(Task item): I'd like the full listing transcribed exactly, with no images included.
──────── Provided records ────────
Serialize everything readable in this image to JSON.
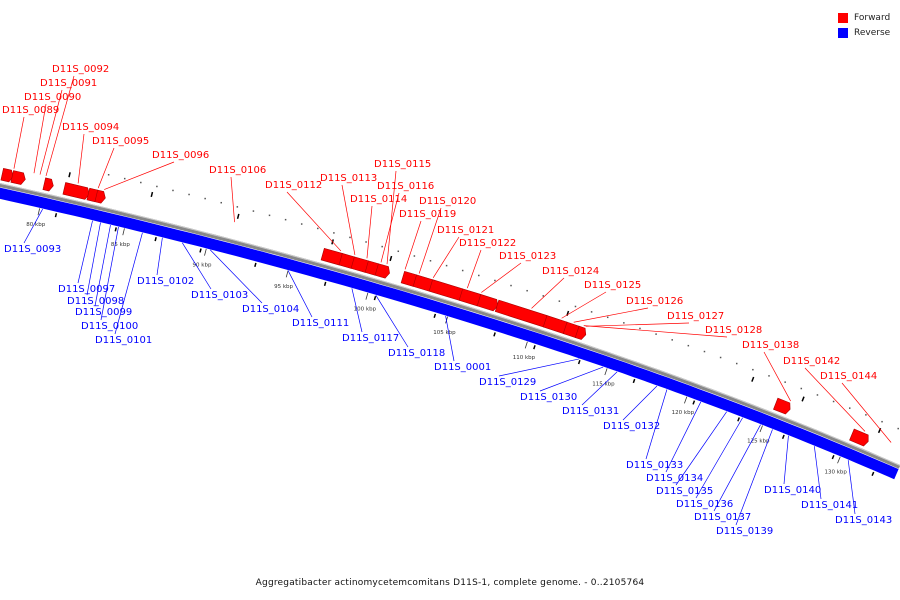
{
  "caption": "Aggregatibacter actinomycetemcomitans D11S-1, complete genome. - 0..2105764",
  "legend": [
    {
      "label": "Forward",
      "color": "#ff0000"
    },
    {
      "label": "Reverse",
      "color": "#0000ff"
    }
  ],
  "colors": {
    "forward": "#ff0000",
    "reverse": "#0000ff",
    "backbone": "#888888"
  },
  "scale_ticks": [
    "80 kbp",
    "85 kbp",
    "90 kbp",
    "95 kbp",
    "100 kbp",
    "105 kbp",
    "110 kbp",
    "115 kbp",
    "120 kbp",
    "125 kbp",
    "130 kbp"
  ],
  "forward_genes": [
    "D11S_0092",
    "D11S_0091",
    "D11S_0090",
    "D11S_0089",
    "D11S_0094",
    "D11S_0095",
    "D11S_0096",
    "D11S_0106",
    "D11S_0115",
    "D11S_0113",
    "D11S_0112",
    "D11S_0116",
    "D11S_0114",
    "D11S_0120",
    "D11S_0119",
    "D11S_0121",
    "D11S_0122",
    "D11S_0123",
    "D11S_0124",
    "D11S_0125",
    "D11S_0126",
    "D11S_0127",
    "D11S_0128",
    "D11S_0138",
    "D11S_0142",
    "D11S_0144"
  ],
  "reverse_genes": [
    "D11S_0093",
    "D11S_0097",
    "D11S_0098",
    "D11S_0099",
    "D11S_0100",
    "D11S_0101",
    "D11S_0102",
    "D11S_0103",
    "D11S_0104",
    "D11S_0111",
    "D11S_0117",
    "D11S_0118",
    "D11S_0001",
    "D11S_0129",
    "D11S_0130",
    "D11S_0131",
    "D11S_0132",
    "D11S_0133",
    "D11S_0134",
    "D11S_0135",
    "D11S_0136",
    "D11S_0137",
    "D11S_0139",
    "D11S_0140",
    "D11S_0141",
    "D11S_0143"
  ]
}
────────
(Task response):
Serialize everything readable in this image to JSON.
{
  "caption": "Aggregatibacter actinomycetemcomitans D11S-1, complete genome. - 0..2105764",
  "legend": [
    {
      "label": "Forward",
      "color": "#ff0000"
    },
    {
      "label": "Reverse",
      "color": "#0000ff"
    }
  ],
  "colors": {
    "forward": "#ff0000",
    "reverse": "#0000ff",
    "backbone": "#888888"
  },
  "scale_ticks": [
    "80 kbp",
    "85 kbp",
    "90 kbp",
    "95 kbp",
    "100 kbp",
    "105 kbp",
    "110 kbp",
    "115 kbp",
    "120 kbp",
    "125 kbp",
    "130 kbp"
  ],
  "forward_genes": [
    "D11S_0092",
    "D11S_0091",
    "D11S_0090",
    "D11S_0089",
    "D11S_0094",
    "D11S_0095",
    "D11S_0096",
    "D11S_0106",
    "D11S_0115",
    "D11S_0113",
    "D11S_0112",
    "D11S_0116",
    "D11S_0114",
    "D11S_0120",
    "D11S_0119",
    "D11S_0121",
    "D11S_0122",
    "D11S_0123",
    "D11S_0124",
    "D11S_0125",
    "D11S_0126",
    "D11S_0127",
    "D11S_0128",
    "D11S_0138",
    "D11S_0142",
    "D11S_0144"
  ],
  "reverse_genes": [
    "D11S_0093",
    "D11S_0097",
    "D11S_0098",
    "D11S_0099",
    "D11S_0100",
    "D11S_0101",
    "D11S_0102",
    "D11S_0103",
    "D11S_0104",
    "D11S_0111",
    "D11S_0117",
    "D11S_0118",
    "D11S_0001",
    "D11S_0129",
    "D11S_0130",
    "D11S_0131",
    "D11S_0132",
    "D11S_0133",
    "D11S_0134",
    "D11S_0135",
    "D11S_0136",
    "D11S_0137",
    "D11S_0139",
    "D11S_0140",
    "D11S_0141",
    "D11S_0143"
  ]
}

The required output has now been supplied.